- **THE REQUEST**: Copy out the entries below in full and exactly.

• • • • •

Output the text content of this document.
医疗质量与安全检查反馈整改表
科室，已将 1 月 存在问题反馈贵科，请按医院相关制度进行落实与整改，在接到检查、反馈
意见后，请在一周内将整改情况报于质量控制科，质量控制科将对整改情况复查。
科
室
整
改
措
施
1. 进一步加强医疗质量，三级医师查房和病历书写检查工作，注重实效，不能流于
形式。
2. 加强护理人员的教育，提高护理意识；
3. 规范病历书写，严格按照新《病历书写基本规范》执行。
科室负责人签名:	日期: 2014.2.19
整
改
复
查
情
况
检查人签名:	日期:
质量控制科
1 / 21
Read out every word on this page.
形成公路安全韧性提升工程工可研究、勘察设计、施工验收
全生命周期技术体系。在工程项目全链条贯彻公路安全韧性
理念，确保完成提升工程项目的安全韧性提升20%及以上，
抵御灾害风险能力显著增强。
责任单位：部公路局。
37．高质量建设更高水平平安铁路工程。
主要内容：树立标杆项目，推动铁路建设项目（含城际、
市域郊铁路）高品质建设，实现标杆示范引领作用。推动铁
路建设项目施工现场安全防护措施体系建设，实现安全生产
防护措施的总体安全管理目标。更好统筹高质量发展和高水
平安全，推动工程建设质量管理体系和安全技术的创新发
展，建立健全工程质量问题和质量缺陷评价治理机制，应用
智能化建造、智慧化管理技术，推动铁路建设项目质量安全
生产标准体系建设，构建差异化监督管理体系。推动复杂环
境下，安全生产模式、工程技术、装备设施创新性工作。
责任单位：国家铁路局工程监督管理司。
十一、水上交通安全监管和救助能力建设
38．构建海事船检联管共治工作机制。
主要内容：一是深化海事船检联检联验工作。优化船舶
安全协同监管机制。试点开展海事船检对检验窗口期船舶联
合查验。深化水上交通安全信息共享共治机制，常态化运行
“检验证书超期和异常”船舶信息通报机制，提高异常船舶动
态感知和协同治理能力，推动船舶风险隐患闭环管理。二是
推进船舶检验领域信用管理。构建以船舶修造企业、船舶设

• • • • •

- **RESPONSE**:
Output the text content of this document.
医疗质量与安全检查反馈整改表
科室，已将 1 月 存在问题反馈贵科，请按医院相关制度进行落实与整改，在接到检查、反馈
意见后，请在一周内将整改情况报于质量控制科，质量控制科将对整改情况复查。
科
室
整
改
措
施
1. 进一步加强医疗质量，三级医师查房和病历书写检查工作，注重实效，不能流于
形式。
2. 加强护理人员的教育，提高护理意识；
3. 规范病历书写，严格按照新《病历书写基本规范》执行。
科室负责人签名:	日期: 2014.2.19
整
改
复
查
情
况
检查人签名:	日期:
质量控制科
1 / 21
Read out every word on this page.
形成公路安全韧性提升工程工可研究、勘察设计、施工验收
全生命周期技术体系。在工程项目全链条贯彻公路安全韧性
理念，确保完成提升工程项目的安全韧性提升20%及以上，
抵御灾害风险能力显著增强。
责任单位：部公路局。
37．高质量建设更高水平平安铁路工程。
主要内容：树立标杆项目，推动铁路建设项目（含城际、
市域郊铁路）高品质建设，实现标杆示范引领作用。推动铁
路建设项目施工现场安全防护措施体系建设，实现安全生产
防护措施的总体安全管理目标。更好统筹高质量发展和高水
平安全，推动工程建设质量管理体系和安全技术的创新发
展，建立健全工程质量问题和质量缺陷评价治理机制，应用
智能化建造、智慧化管理技术，推动铁路建设项目质量安全
生产标准体系建设，构建差异化监督管理体系。推动复杂环
境下，安全生产模式、工程技术、装备设施创新性工作。
责任单位：国家铁路局工程监督管理司。
十一、水上交通安全监管和救助能力建设
38．构建海事船检联管共治工作机制。
主要内容：一是深化海事船检联检联验工作。优化船舶
安全协同监管机制。试点开展海事船检对检验窗口期船舶联
合查验。深化水上交通安全信息共享共治机制，常态化运行
“检验证书超期和异常”船舶信息通报机制，提高异常船舶动
态感知和协同治理能力，推动船舶风险隐患闭环管理。二是
推进船舶检验领域信用管理。构建以船舶修造企业、船舶设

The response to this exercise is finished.